WHAT TO WORK ON: Find every line in the records below that holds the word "sales" and copy it.

## BEGIN SUPPLIED DATA

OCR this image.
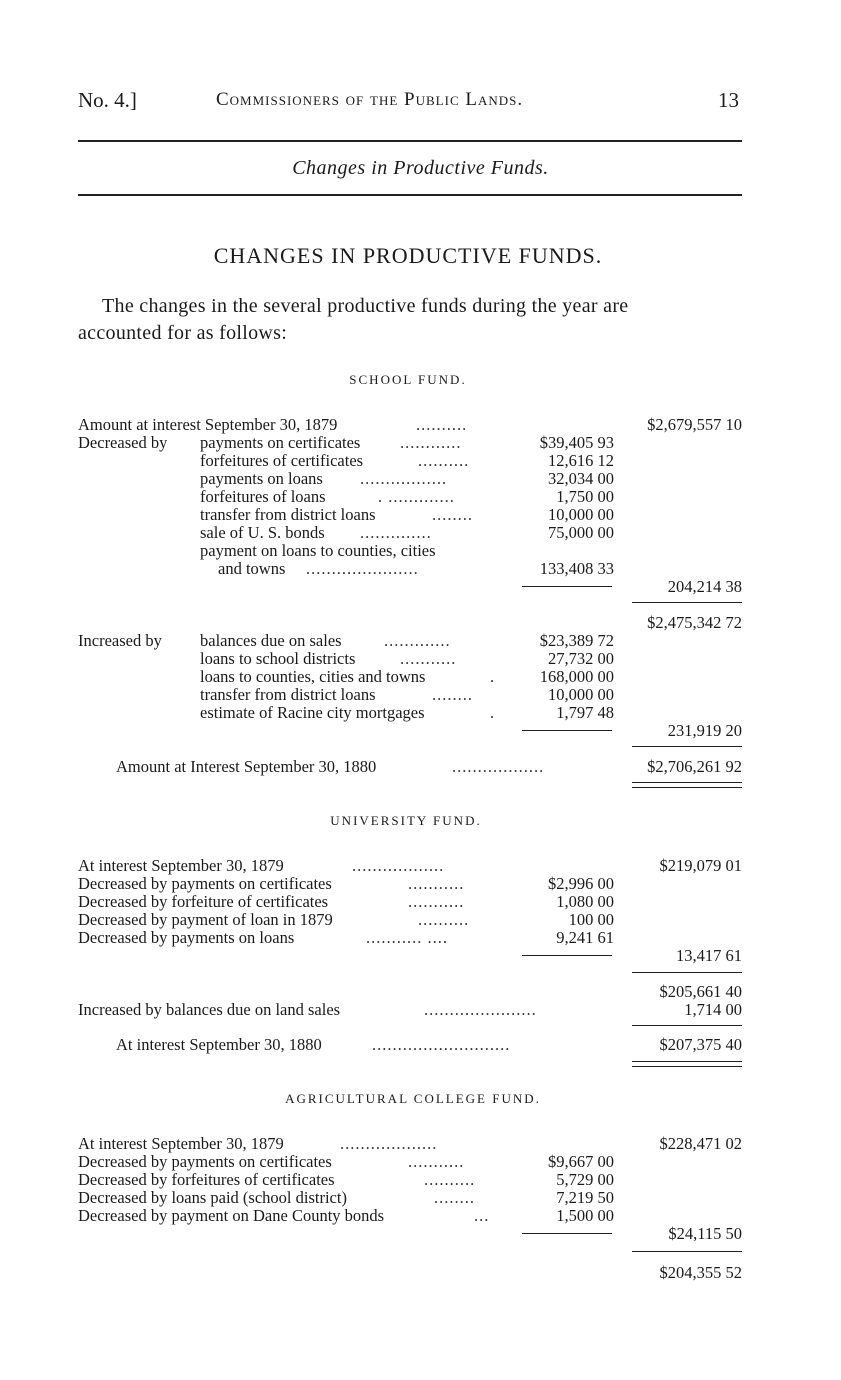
No. 4.]	Commissioners of the Public Lands.	13
Changes in Productive Funds.
CHANGES IN PRODUCTIVE FUNDS.
The changes in the several productive funds during the year are
accounted for as follows:
SCHOOL FUND.
Amount at interest September 30, 1879	..........	$2,679,557 10
Decreased by payments on certificates ............	$39,405 93
forfeitures of certificates	..........	12,616 12
payments on loans .................	32,034 00
forfeitures of loans	. .............	1,750 00
transfer from district loans	........	10,000 00
sale of U. S. bonds ..............	75,000 00
payment on loans to counties, cities
and towns ......................	133,408 33
204,214 38
$2,475,342 72
Increased by balances due on sales	.............	$23,389 72
loans to school districts	...........	27,732 00
loans to counties, cities and towns	.	168,000 00
transfer from district loans	........	10,000 00
estimate of Racine city mortgages	.	1,797 48
231,919 20
Amount at Interest September 30, 1880	..................	$2,706,261 92
UNIVERSITY FUND.
At interest September 30, 1879	..................	$219,079 01
Decreased by payments on certificates	...........	$2,996 00
Decreased by forfeiture of certificates	...........	1,080 00
Decreased by payment of loan in 1879	..........	100 00
Decreased by payments on loans	........... ....	9,241 61
13,417 61
$205,661 40
Increased by balances due on land sales	......................	1,714 00
At interest September 30, 1880	...........................	$207,375 40
AGRICULTURAL COLLEGE FUND.
At interest September 30, 1879	...................	$228,471 02
Decreased by payments on certificates	...........	$9,667 00
Decreased by forfeitures of certificates	..........	5,729 00
Decreased by loans paid (school district)	........	7,219 50
Decreased by payment on Dane County bonds	...	1,500 00
$24,115 50
$204,355 52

## END SUPPLIED DATA

RESULT OF THIS EXERCISE:
Increased by balances due on sales	.............	$23,389 72
Increased by balances due on land sales	......................	1,714 00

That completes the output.